#### Texto extraído
Difamação da vítima em casos de violência contra a mulher

Considerações sobre os casos Ângela Diniz e Mariana Ferrer.

17/05/2023 às 10:51
Leia nesta página:

Mariana Ferrer é uma mulher que sofreu com a imposição do descrédito e a ofensa à sua honra sendo alvo de ataques como acontecera com Dalila, que é associada à voluptuosidade e traição, sem que seja mencionado a nenhum tempo sentimento de culpa ou destino final, e haja vista assim se fez com Eva e Maria Madalena que, foram rotuladas sem possibilidade de falar em sua defesa. Um exemplo de como isso pode ocorrer sem que percebamos é o de que nós, seres humanos vemos a beleza do corpo antes da beleza da alma. Raros e venerados são os que conseguem ver, com os olhos da moral e do espírito.

Assim é com exemplos como o de Afrodite símbolo de beleza e prazer, nos lembramos dela sempre para qualquer relação de amor e beleza mas nunca nos lembramos da beleza de Penélope, filha do príncipe espartano Icário, qual foi prometida a Ulisses em casamento. Penélope era a mais bela das heroínas míticas, mas sua beleza do corpo não supera a beleza da sua conduta e da sua moral. Hoje, no Brasil, somos vitimas de nós mesmos e nossas escolhas e a nossa escola religiosa é uma das culpadas por isso. Fomos educados por quem escondia o saber, por quem amedrontava com o saber e por quem usava o saber com fins lucrativos.

Se observarmos que desde nosso nascimento temos as Leis que limitam as nossas ações que, por vezes são objeto de estudo das ciências e filosofias que vêem no livre arbítrio um caminho de sofrimento. Sem dúvida, o livre arbítrio precisa ser domado, mas somente com a existência da coercitividade jurídica por meio das Leis indisponíveis que impõem limitação à vontade alheia.

O direito não é uma coisa feita, perfeita e acabada; O direito é a positivação da liberdade conscientizada. Para explicar melhor, antes de continuarmos, vamos imaginar que para Freud, é um erro ver o direito como pura restrição à liberdade, pois, ao contrário, ele constitui a afirmação da liberdade conscientizada e viável, na coexistência social e às restrições que impõe à liberdade de cada um legitimando penas na medida em que garantem a liberdade de todos.

E, esta é a razão por que o direito não se confunde com a moral. A Moral visa o aperfeiçoamento de cada um, dentro da honestidade e o Direito visa o desdobramento da liberdade, dentro dos limites da coexistência.

#### Entradas extraídas
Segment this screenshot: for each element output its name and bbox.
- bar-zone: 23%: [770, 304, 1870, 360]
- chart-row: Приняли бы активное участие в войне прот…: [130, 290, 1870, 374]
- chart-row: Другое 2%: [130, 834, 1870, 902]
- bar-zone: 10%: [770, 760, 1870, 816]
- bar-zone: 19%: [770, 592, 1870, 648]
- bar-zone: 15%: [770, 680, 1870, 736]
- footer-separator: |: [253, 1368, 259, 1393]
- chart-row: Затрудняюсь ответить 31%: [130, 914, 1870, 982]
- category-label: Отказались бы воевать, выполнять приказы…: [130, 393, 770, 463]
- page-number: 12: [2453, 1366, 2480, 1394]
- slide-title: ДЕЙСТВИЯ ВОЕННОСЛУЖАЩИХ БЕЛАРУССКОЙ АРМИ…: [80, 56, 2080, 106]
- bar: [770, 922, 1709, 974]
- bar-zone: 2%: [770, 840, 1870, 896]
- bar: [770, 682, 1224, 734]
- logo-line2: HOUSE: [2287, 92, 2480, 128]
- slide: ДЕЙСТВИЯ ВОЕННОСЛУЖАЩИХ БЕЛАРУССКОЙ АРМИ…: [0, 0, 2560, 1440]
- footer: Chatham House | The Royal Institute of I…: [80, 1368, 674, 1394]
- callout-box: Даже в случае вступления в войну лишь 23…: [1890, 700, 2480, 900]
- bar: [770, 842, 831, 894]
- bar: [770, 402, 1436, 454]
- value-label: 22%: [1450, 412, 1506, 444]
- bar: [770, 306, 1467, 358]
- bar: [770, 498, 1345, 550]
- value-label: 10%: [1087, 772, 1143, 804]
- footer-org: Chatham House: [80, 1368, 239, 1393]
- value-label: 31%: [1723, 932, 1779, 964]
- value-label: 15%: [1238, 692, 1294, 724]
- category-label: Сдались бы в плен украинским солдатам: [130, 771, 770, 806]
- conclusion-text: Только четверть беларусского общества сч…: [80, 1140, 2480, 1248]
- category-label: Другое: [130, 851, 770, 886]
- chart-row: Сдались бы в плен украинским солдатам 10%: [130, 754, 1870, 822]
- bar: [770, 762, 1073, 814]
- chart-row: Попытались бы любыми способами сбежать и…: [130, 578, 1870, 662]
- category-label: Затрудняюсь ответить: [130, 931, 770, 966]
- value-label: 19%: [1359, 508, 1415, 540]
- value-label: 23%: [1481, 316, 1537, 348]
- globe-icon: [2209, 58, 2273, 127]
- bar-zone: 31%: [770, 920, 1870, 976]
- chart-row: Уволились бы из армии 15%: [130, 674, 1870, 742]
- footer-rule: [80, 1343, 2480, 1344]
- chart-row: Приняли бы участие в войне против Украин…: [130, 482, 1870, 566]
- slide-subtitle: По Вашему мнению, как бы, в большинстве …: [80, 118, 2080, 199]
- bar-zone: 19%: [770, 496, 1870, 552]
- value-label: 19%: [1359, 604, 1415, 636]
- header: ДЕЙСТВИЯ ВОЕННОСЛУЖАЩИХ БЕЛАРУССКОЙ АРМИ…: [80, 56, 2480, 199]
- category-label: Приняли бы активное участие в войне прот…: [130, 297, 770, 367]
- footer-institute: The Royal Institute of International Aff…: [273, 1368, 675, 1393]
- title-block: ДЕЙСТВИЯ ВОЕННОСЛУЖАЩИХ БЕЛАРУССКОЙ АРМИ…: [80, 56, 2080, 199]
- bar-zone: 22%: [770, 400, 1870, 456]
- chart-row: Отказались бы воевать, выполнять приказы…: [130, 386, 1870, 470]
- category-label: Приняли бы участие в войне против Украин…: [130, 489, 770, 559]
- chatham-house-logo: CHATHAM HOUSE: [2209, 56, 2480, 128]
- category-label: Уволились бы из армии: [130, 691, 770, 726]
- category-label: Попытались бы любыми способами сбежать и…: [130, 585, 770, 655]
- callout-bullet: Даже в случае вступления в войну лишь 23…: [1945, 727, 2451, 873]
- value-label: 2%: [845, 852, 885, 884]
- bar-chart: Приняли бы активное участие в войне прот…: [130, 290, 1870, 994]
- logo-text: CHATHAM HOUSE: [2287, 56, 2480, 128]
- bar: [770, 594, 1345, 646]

#### Tarefas a realizar
1 – Segundo o texto sobre a difamação da vítima, por que o direito não se confunde com a moral? Responda em uma a três frases.
2 – Copie do texto sobre a difamação da vítima o trecho que abre com as palavras contendo "Assim é com" e fecha com "com fins lucrativos.".
As entradas vêm de outra fonte, sem ligação com o texto.

#### As respostas
1 – Porque o direito não é pura restrição à liberdade, mas a afirmação da liberdade conscientizada e viável na coexistência social, com limites que garantem a liberdade de todos. A moral visa o aperfeiçoamento de cada um, dentro da honestidade. Já o direito visa o desdobramento da liberdade, dentro dos limites da coexistência.

2 –
Assim é com exemplos como o de Afrodite símbolo de beleza e prazer, nos lembramos dela sempre para qualquer relação de amor e beleza mas nunca nos lembramos da beleza de Penélope, filha do príncipe espartano Icário, qual foi prometida a Ulisses em casamento. Penélope era a mais bela das heroínas míticas, mas sua beleza do corpo não supera a beleza da sua conduta e da sua moral. Hoje, no Brasil, somos vitimas de nós mesmos e nossas escolhas e a nossa escola religiosa é uma das culpadas por isso. Fomos educados por quem escondia o saber, por quem amedrontava com o saber e por quem usava o saber com fins lucrativos.